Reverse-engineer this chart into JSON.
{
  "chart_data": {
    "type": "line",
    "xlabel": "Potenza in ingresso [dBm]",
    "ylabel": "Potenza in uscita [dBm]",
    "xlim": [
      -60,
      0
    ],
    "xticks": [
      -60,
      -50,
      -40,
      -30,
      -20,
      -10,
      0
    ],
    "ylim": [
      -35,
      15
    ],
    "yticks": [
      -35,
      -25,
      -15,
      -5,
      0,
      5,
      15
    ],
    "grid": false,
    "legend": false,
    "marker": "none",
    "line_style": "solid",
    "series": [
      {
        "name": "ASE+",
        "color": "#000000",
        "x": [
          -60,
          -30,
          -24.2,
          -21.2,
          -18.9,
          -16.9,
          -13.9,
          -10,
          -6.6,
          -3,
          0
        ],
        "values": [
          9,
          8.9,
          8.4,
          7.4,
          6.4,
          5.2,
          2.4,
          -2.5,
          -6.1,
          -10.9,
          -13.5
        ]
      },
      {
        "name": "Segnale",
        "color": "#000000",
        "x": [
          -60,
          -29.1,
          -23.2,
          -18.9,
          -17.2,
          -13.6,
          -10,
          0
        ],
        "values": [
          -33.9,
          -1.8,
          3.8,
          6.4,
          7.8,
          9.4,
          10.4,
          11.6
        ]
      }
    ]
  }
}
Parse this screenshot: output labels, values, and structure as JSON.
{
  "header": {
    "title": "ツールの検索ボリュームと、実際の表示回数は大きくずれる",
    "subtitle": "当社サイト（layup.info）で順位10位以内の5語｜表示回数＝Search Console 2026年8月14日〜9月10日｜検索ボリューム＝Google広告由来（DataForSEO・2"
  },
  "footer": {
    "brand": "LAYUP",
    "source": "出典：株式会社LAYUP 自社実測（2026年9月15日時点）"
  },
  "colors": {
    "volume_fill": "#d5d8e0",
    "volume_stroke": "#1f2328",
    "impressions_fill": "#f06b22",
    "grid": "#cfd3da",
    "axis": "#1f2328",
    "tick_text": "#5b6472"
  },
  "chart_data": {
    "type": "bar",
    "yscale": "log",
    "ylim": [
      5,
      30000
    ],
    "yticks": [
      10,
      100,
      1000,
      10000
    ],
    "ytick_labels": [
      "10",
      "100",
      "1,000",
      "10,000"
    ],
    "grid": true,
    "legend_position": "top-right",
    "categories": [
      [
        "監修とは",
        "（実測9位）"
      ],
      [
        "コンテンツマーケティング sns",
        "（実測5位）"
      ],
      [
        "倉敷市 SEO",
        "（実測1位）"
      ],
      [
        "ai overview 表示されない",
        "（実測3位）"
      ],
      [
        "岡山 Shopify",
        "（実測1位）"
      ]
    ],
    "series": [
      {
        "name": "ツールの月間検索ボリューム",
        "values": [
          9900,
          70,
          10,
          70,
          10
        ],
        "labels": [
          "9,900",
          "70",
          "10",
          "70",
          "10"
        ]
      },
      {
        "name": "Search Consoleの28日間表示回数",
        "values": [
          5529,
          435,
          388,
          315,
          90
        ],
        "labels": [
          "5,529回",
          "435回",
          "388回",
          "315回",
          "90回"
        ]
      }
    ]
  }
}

Challenge: The records above must be repeated exactly, every one of them.

Task solution:
Reverse-engineer this chart into JSON.
{
  "chart_data": {
    "type": "line",
    "xlabel": "Potenza in ingresso [dBm]",
    "ylabel": "Potenza in uscita [dBm]",
    "xlim": [
      -60,
      0
    ],
    "xticks": [
      -60,
      -50,
      -40,
      -30,
      -20,
      -10,
      0
    ],
    "ylim": [
      -35,
      15
    ],
    "yticks": [
      -35,
      -25,
      -15,
      -5,
      0,
      5,
      15
    ],
    "grid": false,
    "legend": false,
    "marker": "none",
    "line_style": "solid",
    "series": [
      {
        "name": "ASE+",
        "color": "#000000",
        "x": [
          -60,
          -30,
          -24.2,
          -21.2,
          -18.9,
          -16.9,
          -13.9,
          -10,
          -6.6,
          -3,
          0
        ],
        "values": [
          9,
          8.9,
          8.4,
          7.4,
          6.4,
          5.2,
          2.4,
          -2.5,
          -6.1,
          -10.9,
          -13.5
        ]
      },
      {
        "name": "Segnale",
        "color": "#000000",
        "x": [
          -60,
          -29.1,
          -23.2,
          -18.9,
          -17.2,
          -13.6,
          -10,
          0
        ],
        "values": [
          -33.9,
          -1.8,
          3.8,
          6.4,
          7.8,
          9.4,
          10.4,
          11.6
        ]
      }
    ]
  }
}
Parse this screenshot: output labels, values, and structure as JSON.
{
  "header": {
    "title": "ツールの検索ボリュームと、実際の表示回数は大きくずれる",
    "subtitle": "当社サイト（layup.info）で順位10位以内の5語｜表示回数＝Search Console 2026年8月14日〜9月10日｜検索ボリューム＝Google広告由来（DataForSEO・2"
  },
  "footer": {
    "brand": "LAYUP",
    "source": "出典：株式会社LAYUP 自社実測（2026年9月15日時点）"
  },
  "colors": {
    "volume_fill": "#d5d8e0",
    "volume_stroke": "#1f2328",
    "impressions_fill": "#f06b22",
    "grid": "#cfd3da",
    "axis": "#1f2328",
    "tick_text": "#5b6472"
  },
  "chart_data": {
    "type": "bar",
    "yscale": "log",
    "ylim": [
      5,
      30000
    ],
    "yticks": [
      10,
      100,
      1000,
      10000
    ],
    "ytick_labels": [
      "10",
      "100",
      "1,000",
      "10,000"
    ],
    "grid": true,
    "legend_position": "top-right",
    "categories": [
      [
        "監修とは",
        "（実測9位）"
      ],
      [
        "コンテンツマーケティング sns",
        "（実測5位）"
      ],
      [
        "倉敷市 SEO",
        "（実測1位）"
      ],
      [
        "ai overview 表示されない",
        "（実測3位）"
      ],
      [
        "岡山 Shopify",
        "（実測1位）"
      ]
    ],
    "series": [
      {
        "name": "ツールの月間検索ボリューム",
        "values": [
          9900,
          70,
          10,
          70,
          10
        ],
        "labels": [
          "9,900",
          "70",
          "10",
          "70",
          "10"
        ]
      },
      {
        "name": "Search Consoleの28日間表示回数",
        "values": [
          5529,
          435,
          388,
          315,
          90
        ],
        "labels": [
          "5,529回",
          "435回",
          "388回",
          "315回",
          "90回"
        ]
      }
    ]
  }
}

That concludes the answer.